**Assigned task 1**
In the cadonilimab study abstract, answer these:
(a) Which two targets does cadonilimab act on?
(b) What was the study's primary endpoint?
(c) After the chemotherapy cycles, how often was cadonilimab plus capecitabine given, and for how long at most?
**Assigned task 2**
Transcribe the part of the cadonilimab study abstract between "Abstract 893P" and "(DoR), and safety.", inclusive.

**Exercise passage**
^^^^

Abstract 893P
Background
Treatment options are limited for patients with recurrent or metastatic nasopharyngeal carcinoma (RM-NPC) after failure to anti-PD-1 therapy. Cadonilimab (AK104) is a humanized bispecific antibody that targets to PD-1 and CTLA-4.
Methods
This was an open-label, single-arm, phase II study for systemic chemotherapy and anti-PD-1 therapy-resistant RM-NPC patients. Enrolled patients received cadonilimab (10mg/kg, day 1) plus TPC chemotherapy (NAB-paclitaxel; cisplatin or lobaplatin; and capecitabine) every 3 weeks for up to 6 cycles, followed by cadonilimab plus capecitabine every 3 weeks for a maximum of 2 years. The primary endpoint was objective response rate (ORR). The secondary endpoints included progression-free survival (PFS), overall survival (OS), time to response (TTR), duration of response (DoR), and safety.

^^^^

Stored data
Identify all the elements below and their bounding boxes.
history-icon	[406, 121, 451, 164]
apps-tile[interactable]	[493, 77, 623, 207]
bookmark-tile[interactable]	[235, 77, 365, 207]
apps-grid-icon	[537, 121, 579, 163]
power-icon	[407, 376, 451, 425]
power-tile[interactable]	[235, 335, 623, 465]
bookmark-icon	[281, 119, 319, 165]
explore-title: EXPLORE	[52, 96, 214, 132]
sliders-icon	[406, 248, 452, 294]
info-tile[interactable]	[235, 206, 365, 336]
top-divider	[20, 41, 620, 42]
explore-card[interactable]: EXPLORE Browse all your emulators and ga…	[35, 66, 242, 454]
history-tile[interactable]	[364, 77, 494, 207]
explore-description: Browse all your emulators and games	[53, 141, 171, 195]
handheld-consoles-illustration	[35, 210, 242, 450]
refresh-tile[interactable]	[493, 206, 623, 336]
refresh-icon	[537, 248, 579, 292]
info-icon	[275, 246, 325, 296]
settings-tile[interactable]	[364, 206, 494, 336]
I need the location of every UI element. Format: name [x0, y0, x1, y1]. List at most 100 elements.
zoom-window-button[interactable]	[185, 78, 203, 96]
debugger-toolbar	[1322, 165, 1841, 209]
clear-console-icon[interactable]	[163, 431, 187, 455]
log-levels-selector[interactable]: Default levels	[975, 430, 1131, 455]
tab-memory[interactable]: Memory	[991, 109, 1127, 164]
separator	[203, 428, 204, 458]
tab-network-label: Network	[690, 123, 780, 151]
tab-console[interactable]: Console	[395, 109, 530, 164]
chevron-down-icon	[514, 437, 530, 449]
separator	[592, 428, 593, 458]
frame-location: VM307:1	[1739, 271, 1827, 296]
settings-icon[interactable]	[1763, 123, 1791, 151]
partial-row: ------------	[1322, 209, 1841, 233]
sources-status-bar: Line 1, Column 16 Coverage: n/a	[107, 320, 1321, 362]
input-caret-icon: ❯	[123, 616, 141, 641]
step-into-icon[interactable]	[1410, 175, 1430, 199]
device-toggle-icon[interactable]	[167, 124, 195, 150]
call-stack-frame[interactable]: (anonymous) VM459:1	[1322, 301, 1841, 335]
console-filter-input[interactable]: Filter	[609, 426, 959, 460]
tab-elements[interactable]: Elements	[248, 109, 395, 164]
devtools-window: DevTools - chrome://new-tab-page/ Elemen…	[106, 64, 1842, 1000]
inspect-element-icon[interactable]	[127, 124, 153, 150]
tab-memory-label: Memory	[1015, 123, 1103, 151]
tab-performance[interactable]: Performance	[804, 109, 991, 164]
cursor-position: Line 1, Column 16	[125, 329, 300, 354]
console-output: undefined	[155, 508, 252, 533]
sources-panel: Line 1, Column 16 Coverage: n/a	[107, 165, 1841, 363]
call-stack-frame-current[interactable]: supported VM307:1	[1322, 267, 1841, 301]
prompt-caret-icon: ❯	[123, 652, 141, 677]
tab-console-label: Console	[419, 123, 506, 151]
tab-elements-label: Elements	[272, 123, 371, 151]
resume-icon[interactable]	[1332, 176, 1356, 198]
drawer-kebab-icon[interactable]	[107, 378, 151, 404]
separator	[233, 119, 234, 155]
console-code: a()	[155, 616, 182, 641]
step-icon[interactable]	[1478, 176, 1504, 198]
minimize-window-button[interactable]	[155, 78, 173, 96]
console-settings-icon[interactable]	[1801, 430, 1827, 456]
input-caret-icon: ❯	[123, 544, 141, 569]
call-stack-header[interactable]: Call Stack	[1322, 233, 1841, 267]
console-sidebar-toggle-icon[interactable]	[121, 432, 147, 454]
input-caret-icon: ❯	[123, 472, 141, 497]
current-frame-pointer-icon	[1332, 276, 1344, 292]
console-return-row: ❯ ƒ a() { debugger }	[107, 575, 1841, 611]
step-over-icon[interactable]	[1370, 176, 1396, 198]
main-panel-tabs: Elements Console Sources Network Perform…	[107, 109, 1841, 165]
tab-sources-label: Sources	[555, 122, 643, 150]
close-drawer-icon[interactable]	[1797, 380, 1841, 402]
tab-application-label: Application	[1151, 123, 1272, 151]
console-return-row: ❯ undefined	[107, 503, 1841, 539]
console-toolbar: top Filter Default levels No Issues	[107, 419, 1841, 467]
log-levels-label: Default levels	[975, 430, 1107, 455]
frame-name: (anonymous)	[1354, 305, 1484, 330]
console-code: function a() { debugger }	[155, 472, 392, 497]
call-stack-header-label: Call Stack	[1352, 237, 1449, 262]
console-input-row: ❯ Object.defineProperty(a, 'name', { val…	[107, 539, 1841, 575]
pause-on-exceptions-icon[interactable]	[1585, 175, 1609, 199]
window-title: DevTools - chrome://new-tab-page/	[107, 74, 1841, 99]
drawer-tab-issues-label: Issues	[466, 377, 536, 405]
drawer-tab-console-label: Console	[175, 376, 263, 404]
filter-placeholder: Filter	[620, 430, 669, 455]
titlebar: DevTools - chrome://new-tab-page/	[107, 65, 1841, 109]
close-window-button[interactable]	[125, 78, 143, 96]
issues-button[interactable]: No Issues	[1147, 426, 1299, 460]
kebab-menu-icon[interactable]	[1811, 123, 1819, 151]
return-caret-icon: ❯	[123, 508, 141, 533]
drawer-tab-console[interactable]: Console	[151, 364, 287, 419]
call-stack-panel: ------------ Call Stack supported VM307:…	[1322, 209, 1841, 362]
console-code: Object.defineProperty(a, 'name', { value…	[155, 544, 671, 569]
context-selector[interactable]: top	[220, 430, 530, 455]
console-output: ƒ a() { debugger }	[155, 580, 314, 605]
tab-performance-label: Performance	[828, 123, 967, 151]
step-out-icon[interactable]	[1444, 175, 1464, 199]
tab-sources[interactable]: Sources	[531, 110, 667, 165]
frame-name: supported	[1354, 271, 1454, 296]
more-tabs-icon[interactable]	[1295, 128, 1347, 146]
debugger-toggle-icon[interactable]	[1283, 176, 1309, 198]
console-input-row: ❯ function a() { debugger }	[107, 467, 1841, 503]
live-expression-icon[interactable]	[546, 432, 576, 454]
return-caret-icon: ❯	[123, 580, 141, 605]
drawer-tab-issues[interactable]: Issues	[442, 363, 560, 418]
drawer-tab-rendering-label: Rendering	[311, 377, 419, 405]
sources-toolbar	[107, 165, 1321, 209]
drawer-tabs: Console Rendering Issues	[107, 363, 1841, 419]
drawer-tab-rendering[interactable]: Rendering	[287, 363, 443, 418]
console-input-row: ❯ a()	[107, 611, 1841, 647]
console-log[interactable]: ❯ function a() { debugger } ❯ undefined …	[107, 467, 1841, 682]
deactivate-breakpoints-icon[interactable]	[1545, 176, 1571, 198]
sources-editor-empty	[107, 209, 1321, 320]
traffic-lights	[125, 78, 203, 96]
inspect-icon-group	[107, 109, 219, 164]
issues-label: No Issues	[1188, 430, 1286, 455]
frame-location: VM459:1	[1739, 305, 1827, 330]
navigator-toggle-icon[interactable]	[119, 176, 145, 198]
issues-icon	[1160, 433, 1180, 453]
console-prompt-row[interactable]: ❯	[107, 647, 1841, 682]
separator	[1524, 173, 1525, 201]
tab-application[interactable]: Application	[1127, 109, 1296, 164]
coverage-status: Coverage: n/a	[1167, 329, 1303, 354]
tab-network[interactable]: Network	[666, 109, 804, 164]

^^^^

**Task answer 1**
(a) PD-1 and CTLA-4
(b) Objective response rate (ORR)
(c) Every 3 weeks, for a maximum of 2 years

**Task answer 2**
Abstract 893P
Background
Treatment options are limited for patients with recurrent or metastatic nasopharyngeal carcinoma (RM-NPC) after failure to anti-PD-1 therapy. Cadonilimab (AK104) is a humanized bispecific antibody that targets to PD-1 and CTLA-4.
Methods
This was an open-label, single-arm, phase II study for systemic chemotherapy and anti-PD-1 therapy-resistant RM-NPC patients. Enrolled patients received cadonilimab (10mg/kg, day 1) plus TPC chemotherapy (NAB-paclitaxel; cisplatin or lobaplatin; and capecitabine) every 3 weeks for up to 6 cycles, followed by cadonilimab plus capecitabine every 3 weeks for a maximum of 2 years. The primary endpoint was objective response rate (ORR). The secondary endpoints included progression-free survival (PFS), overall survival (OS), time to response (TTR), duration of response (DoR), and safety.